Stated problem:
Beginning with the first line of the material below and stopping after the line that contains "y-axis-title: Number of", arrange those lines as a numbered list, with any blank lines left out.

(Annotated element entries)
· · ·
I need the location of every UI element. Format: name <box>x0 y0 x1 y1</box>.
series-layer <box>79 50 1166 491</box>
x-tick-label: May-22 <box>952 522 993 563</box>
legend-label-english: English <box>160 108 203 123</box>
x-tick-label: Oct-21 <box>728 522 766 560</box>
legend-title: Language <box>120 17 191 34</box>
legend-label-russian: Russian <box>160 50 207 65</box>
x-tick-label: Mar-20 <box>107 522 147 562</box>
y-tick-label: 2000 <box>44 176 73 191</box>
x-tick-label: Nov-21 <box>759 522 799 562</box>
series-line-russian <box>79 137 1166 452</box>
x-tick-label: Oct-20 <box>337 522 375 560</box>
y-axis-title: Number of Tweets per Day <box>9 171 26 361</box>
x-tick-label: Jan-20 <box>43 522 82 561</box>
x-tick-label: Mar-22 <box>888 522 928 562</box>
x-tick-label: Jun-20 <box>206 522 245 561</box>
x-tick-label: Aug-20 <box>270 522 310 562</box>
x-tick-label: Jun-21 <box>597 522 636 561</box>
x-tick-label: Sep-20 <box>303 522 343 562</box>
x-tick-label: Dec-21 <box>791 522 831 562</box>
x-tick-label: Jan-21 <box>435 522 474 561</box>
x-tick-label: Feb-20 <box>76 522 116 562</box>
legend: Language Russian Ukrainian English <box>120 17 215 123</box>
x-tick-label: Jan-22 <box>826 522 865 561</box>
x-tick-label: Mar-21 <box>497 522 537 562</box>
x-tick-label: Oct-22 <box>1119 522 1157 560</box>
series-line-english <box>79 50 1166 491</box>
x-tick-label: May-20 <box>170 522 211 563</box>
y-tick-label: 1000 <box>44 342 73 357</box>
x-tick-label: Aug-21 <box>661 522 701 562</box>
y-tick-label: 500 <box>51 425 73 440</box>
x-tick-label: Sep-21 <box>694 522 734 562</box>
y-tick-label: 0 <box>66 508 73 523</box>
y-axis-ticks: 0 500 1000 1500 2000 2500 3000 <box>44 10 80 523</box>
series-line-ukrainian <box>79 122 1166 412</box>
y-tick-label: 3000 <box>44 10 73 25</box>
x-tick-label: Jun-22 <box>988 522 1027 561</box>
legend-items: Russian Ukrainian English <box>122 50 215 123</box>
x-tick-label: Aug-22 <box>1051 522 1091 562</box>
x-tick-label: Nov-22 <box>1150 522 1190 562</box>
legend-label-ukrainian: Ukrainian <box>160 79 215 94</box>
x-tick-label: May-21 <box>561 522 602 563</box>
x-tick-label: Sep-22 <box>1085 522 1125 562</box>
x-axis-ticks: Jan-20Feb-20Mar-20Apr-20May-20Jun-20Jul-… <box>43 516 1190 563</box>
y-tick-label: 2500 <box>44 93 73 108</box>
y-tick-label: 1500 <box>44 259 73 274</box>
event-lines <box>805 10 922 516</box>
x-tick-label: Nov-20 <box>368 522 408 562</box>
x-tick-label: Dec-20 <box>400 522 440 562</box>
· · ·
Result of this task:
1. I need the location of every UI element. Format: name <box>x0 y0 x1 y1</box>.
2. series-layer <box>79 50 1166 491</box>
3. x-tick-label: May-22 <box>952 522 993 563</box>
4. legend-label-english: English <box>160 108 203 123</box>
5. x-tick-label: Oct-21 <box>728 522 766 560</box>
6. legend-title: Language <box>120 17 191 34</box>
7. legend-label-russian: Russian <box>160 50 207 65</box>
8. x-tick-label: Mar-20 <box>107 522 147 562</box>
9. y-tick-label: 2000 <box>44 176 73 191</box>
10. x-tick-label: Nov-21 <box>759 522 799 562</box>
11. series-line-russian <box>79 137 1166 452</box>
12. x-tick-label: Oct-20 <box>337 522 375 560</box>
13. y-axis-title: Number of Tweets per Day <box>9 171 26 361</box>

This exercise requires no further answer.